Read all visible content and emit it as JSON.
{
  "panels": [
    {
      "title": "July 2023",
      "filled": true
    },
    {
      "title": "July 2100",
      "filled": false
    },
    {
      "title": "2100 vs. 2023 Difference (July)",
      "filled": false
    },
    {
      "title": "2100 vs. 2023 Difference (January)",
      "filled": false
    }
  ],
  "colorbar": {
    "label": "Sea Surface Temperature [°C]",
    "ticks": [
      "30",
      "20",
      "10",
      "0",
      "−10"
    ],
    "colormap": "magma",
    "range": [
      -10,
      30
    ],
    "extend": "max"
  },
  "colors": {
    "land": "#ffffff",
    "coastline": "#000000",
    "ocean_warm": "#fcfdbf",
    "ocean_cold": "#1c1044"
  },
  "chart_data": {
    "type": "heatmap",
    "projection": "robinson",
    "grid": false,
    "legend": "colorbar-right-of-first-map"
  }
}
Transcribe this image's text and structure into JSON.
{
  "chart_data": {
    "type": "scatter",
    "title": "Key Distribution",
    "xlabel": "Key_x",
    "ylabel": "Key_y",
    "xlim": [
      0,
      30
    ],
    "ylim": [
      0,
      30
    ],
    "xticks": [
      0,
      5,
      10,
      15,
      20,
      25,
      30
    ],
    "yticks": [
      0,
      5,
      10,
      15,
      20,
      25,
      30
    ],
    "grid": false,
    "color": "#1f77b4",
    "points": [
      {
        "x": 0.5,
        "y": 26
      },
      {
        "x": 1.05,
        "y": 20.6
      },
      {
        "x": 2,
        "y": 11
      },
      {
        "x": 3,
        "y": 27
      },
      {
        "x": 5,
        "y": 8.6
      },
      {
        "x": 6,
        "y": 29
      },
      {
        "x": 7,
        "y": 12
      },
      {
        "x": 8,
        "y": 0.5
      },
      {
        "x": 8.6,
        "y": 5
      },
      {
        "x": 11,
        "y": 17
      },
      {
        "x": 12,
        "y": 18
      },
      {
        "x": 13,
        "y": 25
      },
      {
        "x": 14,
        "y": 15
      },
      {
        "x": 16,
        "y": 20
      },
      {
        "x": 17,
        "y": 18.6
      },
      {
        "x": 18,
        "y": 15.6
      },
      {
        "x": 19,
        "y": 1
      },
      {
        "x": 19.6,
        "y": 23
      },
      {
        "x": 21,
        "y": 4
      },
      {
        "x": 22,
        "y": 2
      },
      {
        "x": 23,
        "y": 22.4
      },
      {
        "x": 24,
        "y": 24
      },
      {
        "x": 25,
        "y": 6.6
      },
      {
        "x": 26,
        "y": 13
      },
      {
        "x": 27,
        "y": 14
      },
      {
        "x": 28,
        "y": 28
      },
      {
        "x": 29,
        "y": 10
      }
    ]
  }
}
—————
Job.
Each line of the listing above should be output exactly.

Full response.
Read all visible content and emit it as JSON.
{
  "panels": [
    {
      "title": "July 2023",
      "filled": true
    },
    {
      "title": "July 2100",
      "filled": false
    },
    {
      "title": "2100 vs. 2023 Difference (July)",
      "filled": false
    },
    {
      "title": "2100 vs. 2023 Difference (January)",
      "filled": false
    }
  ],
  "colorbar": {
    "label": "Sea Surface Temperature [°C]",
    "ticks": [
      "30",
      "20",
      "10",
      "0",
      "−10"
    ],
    "colormap": "magma",
    "range": [
      -10,
      30
    ],
    "extend": "max"
  },
  "colors": {
    "land": "#ffffff",
    "coastline": "#000000",
    "ocean_warm": "#fcfdbf",
    "ocean_cold": "#1c1044"
  },
  "chart_data": {
    "type": "heatmap",
    "projection": "robinson",
    "grid": false,
    "legend": "colorbar-right-of-first-map"
  }
}
Transcribe this image's text and structure into JSON.
{
  "chart_data": {
    "type": "scatter",
    "title": "Key Distribution",
    "xlabel": "Key_x",
    "ylabel": "Key_y",
    "xlim": [
      0,
      30
    ],
    "ylim": [
      0,
      30
    ],
    "xticks": [
      0,
      5,
      10,
      15,
      20,
      25,
      30
    ],
    "yticks": [
      0,
      5,
      10,
      15,
      20,
      25,
      30
    ],
    "grid": false,
    "color": "#1f77b4",
    "points": [
      {
        "x": 0.5,
        "y": 26
      },
      {
        "x": 1.05,
        "y": 20.6
      },
      {
        "x": 2,
        "y": 11
      },
      {
        "x": 3,
        "y": 27
      },
      {
        "x": 5,
        "y": 8.6
      },
      {
        "x": 6,
        "y": 29
      },
      {
        "x": 7,
        "y": 12
      },
      {
        "x": 8,
        "y": 0.5
      },
      {
        "x": 8.6,
        "y": 5
      },
      {
        "x": 11,
        "y": 17
      },
      {
        "x": 12,
        "y": 18
      },
      {
        "x": 13,
        "y": 25
      },
      {
        "x": 14,
        "y": 15
      },
      {
        "x": 16,
        "y": 20
      },
      {
        "x": 17,
        "y": 18.6
      },
      {
        "x": 18,
        "y": 15.6
      },
      {
        "x": 19,
        "y": 1
      },
      {
        "x": 19.6,
        "y": 23
      },
      {
        "x": 21,
        "y": 4
      },
      {
        "x": 22,
        "y": 2
      },
      {
        "x": 23,
        "y": 22.4
      },
      {
        "x": 24,
        "y": 24
      },
      {
        "x": 25,
        "y": 6.6
      },
      {
        "x": 26,
        "y": 13
      },
      {
        "x": 27,
        "y": 14
      },
      {
        "x": 28,
        "y": 28
      },
      {
        "x": 29,
        "y": 10
      }
    ]
  }
}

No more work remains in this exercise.